--- Start Record list ---

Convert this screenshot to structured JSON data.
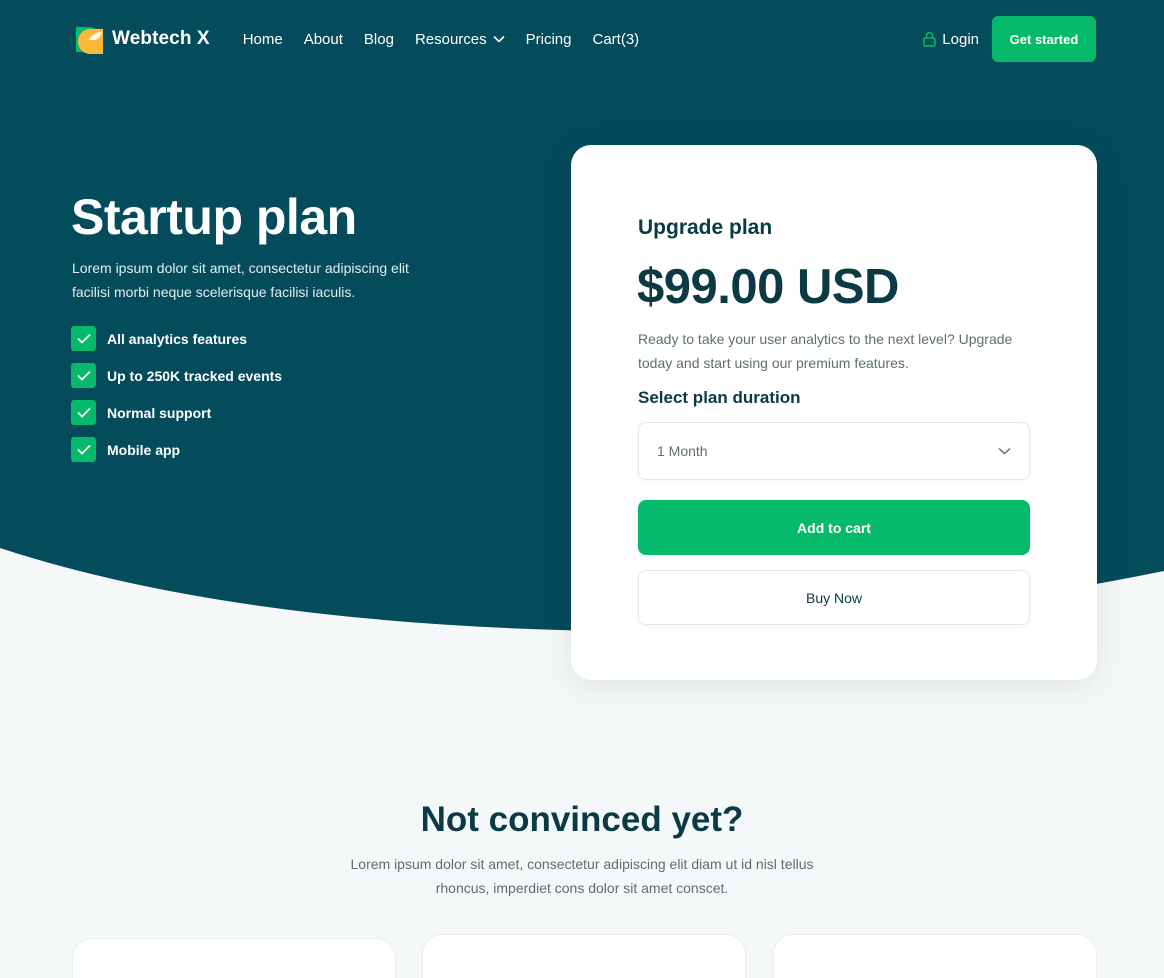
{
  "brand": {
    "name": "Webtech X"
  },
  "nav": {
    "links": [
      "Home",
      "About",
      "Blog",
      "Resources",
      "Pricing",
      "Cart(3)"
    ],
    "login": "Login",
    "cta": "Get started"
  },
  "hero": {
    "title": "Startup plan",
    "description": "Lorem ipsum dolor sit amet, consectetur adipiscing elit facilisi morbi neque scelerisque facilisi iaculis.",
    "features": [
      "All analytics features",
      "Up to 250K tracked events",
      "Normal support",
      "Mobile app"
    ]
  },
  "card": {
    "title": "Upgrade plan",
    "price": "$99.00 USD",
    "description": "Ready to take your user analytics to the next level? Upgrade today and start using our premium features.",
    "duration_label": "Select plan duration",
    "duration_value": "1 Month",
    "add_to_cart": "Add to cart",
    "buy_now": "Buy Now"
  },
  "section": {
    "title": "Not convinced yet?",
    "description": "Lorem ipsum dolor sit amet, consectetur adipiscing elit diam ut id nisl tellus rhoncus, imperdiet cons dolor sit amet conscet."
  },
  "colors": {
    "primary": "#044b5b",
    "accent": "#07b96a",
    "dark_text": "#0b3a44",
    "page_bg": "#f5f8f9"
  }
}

--- End Record list ---

▸ **Prompt**: Make an exact copy of the listing above. Do not include the pictures.

▸ **Result of this task**:
Convert this screenshot to structured JSON data.
{
  "brand": {
    "name": "Webtech X"
  },
  "nav": {
    "links": [
      "Home",
      "About",
      "Blog",
      "Resources",
      "Pricing",
      "Cart(3)"
    ],
    "login": "Login",
    "cta": "Get started"
  },
  "hero": {
    "title": "Startup plan",
    "description": "Lorem ipsum dolor sit amet, consectetur adipiscing elit facilisi morbi neque scelerisque facilisi iaculis.",
    "features": [
      "All analytics features",
      "Up to 250K tracked events",
      "Normal support",
      "Mobile app"
    ]
  },
  "card": {
    "title": "Upgrade plan",
    "price": "$99.00 USD",
    "description": "Ready to take your user analytics to the next level? Upgrade today and start using our premium features.",
    "duration_label": "Select plan duration",
    "duration_value": "1 Month",
    "add_to_cart": "Add to cart",
    "buy_now": "Buy Now"
  },
  "section": {
    "title": "Not convinced yet?",
    "description": "Lorem ipsum dolor sit amet, consectetur adipiscing elit diam ut id nisl tellus rhoncus, imperdiet cons dolor sit amet conscet."
  },
  "colors": {
    "primary": "#044b5b",
    "accent": "#07b96a",
    "dark_text": "#0b3a44",
    "page_bg": "#f5f8f9"
  }
}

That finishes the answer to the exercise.